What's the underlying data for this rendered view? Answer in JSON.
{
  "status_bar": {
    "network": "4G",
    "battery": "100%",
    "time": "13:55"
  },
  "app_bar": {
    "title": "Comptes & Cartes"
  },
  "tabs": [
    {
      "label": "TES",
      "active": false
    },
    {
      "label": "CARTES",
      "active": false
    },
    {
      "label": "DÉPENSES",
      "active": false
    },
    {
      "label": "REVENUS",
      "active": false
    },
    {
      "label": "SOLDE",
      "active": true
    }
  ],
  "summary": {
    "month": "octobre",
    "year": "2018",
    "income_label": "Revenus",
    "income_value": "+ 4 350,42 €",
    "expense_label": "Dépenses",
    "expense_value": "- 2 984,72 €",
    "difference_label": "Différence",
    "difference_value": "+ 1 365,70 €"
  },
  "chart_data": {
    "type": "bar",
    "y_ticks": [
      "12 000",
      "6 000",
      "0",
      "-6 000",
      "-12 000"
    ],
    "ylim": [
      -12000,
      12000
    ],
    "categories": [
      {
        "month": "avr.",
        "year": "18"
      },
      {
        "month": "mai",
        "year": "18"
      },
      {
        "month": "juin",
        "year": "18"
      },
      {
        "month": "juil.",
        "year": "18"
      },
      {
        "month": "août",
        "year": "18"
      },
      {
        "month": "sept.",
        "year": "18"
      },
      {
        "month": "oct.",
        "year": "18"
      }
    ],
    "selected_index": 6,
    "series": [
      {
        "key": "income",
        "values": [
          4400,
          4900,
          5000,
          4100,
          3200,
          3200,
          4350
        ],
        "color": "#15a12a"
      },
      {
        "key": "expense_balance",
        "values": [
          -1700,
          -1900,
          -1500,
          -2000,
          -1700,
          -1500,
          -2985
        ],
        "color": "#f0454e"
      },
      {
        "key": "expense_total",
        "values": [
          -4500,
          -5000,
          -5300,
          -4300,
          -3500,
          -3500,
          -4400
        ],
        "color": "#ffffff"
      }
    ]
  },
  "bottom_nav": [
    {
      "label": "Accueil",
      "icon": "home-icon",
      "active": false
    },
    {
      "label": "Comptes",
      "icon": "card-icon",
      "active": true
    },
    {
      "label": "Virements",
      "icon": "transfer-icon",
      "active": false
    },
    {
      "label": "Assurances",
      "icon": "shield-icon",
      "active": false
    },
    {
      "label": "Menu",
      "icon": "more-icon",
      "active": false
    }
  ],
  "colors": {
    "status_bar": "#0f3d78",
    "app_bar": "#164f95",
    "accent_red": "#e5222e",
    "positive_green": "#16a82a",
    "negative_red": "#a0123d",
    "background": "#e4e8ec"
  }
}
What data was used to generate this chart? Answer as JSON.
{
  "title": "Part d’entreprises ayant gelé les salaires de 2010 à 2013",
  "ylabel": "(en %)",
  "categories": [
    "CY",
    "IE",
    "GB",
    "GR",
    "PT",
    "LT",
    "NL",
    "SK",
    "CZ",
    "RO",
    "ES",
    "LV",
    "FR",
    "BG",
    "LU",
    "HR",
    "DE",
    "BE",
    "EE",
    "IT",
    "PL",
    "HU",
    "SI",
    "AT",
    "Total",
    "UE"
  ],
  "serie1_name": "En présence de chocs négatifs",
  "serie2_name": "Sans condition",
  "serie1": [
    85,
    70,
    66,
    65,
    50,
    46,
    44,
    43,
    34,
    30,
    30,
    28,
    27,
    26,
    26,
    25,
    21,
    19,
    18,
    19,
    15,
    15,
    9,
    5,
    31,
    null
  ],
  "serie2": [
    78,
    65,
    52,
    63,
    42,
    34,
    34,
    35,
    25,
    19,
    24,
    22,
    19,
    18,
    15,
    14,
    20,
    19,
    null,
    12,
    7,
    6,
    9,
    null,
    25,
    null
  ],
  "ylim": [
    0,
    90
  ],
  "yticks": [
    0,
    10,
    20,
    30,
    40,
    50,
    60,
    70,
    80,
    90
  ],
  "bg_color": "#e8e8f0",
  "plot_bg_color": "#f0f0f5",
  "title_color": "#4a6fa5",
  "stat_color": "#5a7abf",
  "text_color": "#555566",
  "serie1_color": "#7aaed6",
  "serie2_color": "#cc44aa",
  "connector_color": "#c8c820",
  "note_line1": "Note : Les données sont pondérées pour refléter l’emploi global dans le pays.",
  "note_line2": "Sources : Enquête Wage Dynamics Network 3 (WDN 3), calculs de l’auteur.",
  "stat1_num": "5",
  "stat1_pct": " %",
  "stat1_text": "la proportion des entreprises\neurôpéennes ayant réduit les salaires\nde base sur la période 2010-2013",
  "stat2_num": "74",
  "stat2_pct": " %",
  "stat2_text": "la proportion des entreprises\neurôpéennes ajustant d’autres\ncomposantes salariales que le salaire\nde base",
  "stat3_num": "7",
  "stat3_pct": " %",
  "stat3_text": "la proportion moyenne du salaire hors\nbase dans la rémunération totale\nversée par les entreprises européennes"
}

◆ ◆ ◆ ◆ ◆

- GOAL
Word for word, extract all the records.

- EXERCISE RESULT
What's the underlying data for this rendered view? Answer in JSON.
{
  "status_bar": {
    "network": "4G",
    "battery": "100%",
    "time": "13:55"
  },
  "app_bar": {
    "title": "Comptes & Cartes"
  },
  "tabs": [
    {
      "label": "TES",
      "active": false
    },
    {
      "label": "CARTES",
      "active": false
    },
    {
      "label": "DÉPENSES",
      "active": false
    },
    {
      "label": "REVENUS",
      "active": false
    },
    {
      "label": "SOLDE",
      "active": true
    }
  ],
  "summary": {
    "month": "octobre",
    "year": "2018",
    "income_label": "Revenus",
    "income_value": "+ 4 350,42 €",
    "expense_label": "Dépenses",
    "expense_value": "- 2 984,72 €",
    "difference_label": "Différence",
    "difference_value": "+ 1 365,70 €"
  },
  "chart_data": {
    "type": "bar",
    "y_ticks": [
      "12 000",
      "6 000",
      "0",
      "-6 000",
      "-12 000"
    ],
    "ylim": [
      -12000,
      12000
    ],
    "categories": [
      {
        "month": "avr.",
        "year": "18"
      },
      {
        "month": "mai",
        "year": "18"
      },
      {
        "month": "juin",
        "year": "18"
      },
      {
        "month": "juil.",
        "year": "18"
      },
      {
        "month": "août",
        "year": "18"
      },
      {
        "month": "sept.",
        "year": "18"
      },
      {
        "month": "oct.",
        "year": "18"
      }
    ],
    "selected_index": 6,
    "series": [
      {
        "key": "income",
        "values": [
          4400,
          4900,
          5000,
          4100,
          3200,
          3200,
          4350
        ],
        "color": "#15a12a"
      },
      {
        "key": "expense_balance",
        "values": [
          -1700,
          -1900,
          -1500,
          -2000,
          -1700,
          -1500,
          -2985
        ],
        "color": "#f0454e"
      },
      {
        "key": "expense_total",
        "values": [
          -4500,
          -5000,
          -5300,
          -4300,
          -3500,
          -3500,
          -4400
        ],
        "color": "#ffffff"
      }
    ]
  },
  "bottom_nav": [
    {
      "label": "Accueil",
      "icon": "home-icon",
      "active": false
    },
    {
      "label": "Comptes",
      "icon": "card-icon",
      "active": true
    },
    {
      "label": "Virements",
      "icon": "transfer-icon",
      "active": false
    },
    {
      "label": "Assurances",
      "icon": "shield-icon",
      "active": false
    },
    {
      "label": "Menu",
      "icon": "more-icon",
      "active": false
    }
  ],
  "colors": {
    "status_bar": "#0f3d78",
    "app_bar": "#164f95",
    "accent_red": "#e5222e",
    "positive_green": "#16a82a",
    "negative_red": "#a0123d",
    "background": "#e4e8ec"
  }
}
What data was used to generate this chart? Answer as JSON.
{
  "title": "Part d’entreprises ayant gelé les salaires de 2010 à 2013",
  "ylabel": "(en %)",
  "categories": [
    "CY",
    "IE",
    "GB",
    "GR",
    "PT",
    "LT",
    "NL",
    "SK",
    "CZ",
    "RO",
    "ES",
    "LV",
    "FR",
    "BG",
    "LU",
    "HR",
    "DE",
    "BE",
    "EE",
    "IT",
    "PL",
    "HU",
    "SI",
    "AT",
    "Total",
    "UE"
  ],
  "serie1_name": "En présence de chocs négatifs",
  "serie2_name": "Sans condition",
  "serie1": [
    85,
    70,
    66,
    65,
    50,
    46,
    44,
    43,
    34,
    30,
    30,
    28,
    27,
    26,
    26,
    25,
    21,
    19,
    18,
    19,
    15,
    15,
    9,
    5,
    31,
    null
  ],
  "serie2": [
    78,
    65,
    52,
    63,
    42,
    34,
    34,
    35,
    25,
    19,
    24,
    22,
    19,
    18,
    15,
    14,
    20,
    19,
    null,
    12,
    7,
    6,
    9,
    null,
    25,
    null
  ],
  "ylim": [
    0,
    90
  ],
  "yticks": [
    0,
    10,
    20,
    30,
    40,
    50,
    60,
    70,
    80,
    90
  ],
  "bg_color": "#e8e8f0",
  "plot_bg_color": "#f0f0f5",
  "title_color": "#4a6fa5",
  "stat_color": "#5a7abf",
  "text_color": "#555566",
  "serie1_color": "#7aaed6",
  "serie2_color": "#cc44aa",
  "connector_color": "#c8c820",
  "note_line1": "Note : Les données sont pondérées pour refléter l’emploi global dans le pays.",
  "note_line2": "Sources : Enquête Wage Dynamics Network 3 (WDN 3), calculs de l’auteur.",
  "stat1_num": "5",
  "stat1_pct": " %",
  "stat1_text": "la proportion des entreprises\neurôpéennes ayant réduit les salaires\nde base sur la période 2010-2013",
  "stat2_num": "74",
  "stat2_pct": " %",
  "stat2_text": "la proportion des entreprises\neurôpéennes ajustant d’autres\ncomposantes salariales que le salaire\nde base",
  "stat3_num": "7",
  "stat3_pct": " %",
  "stat3_text": "la proportion moyenne du salaire hors\nbase dans la rémunération totale\nversée par les entreprises européennes"
}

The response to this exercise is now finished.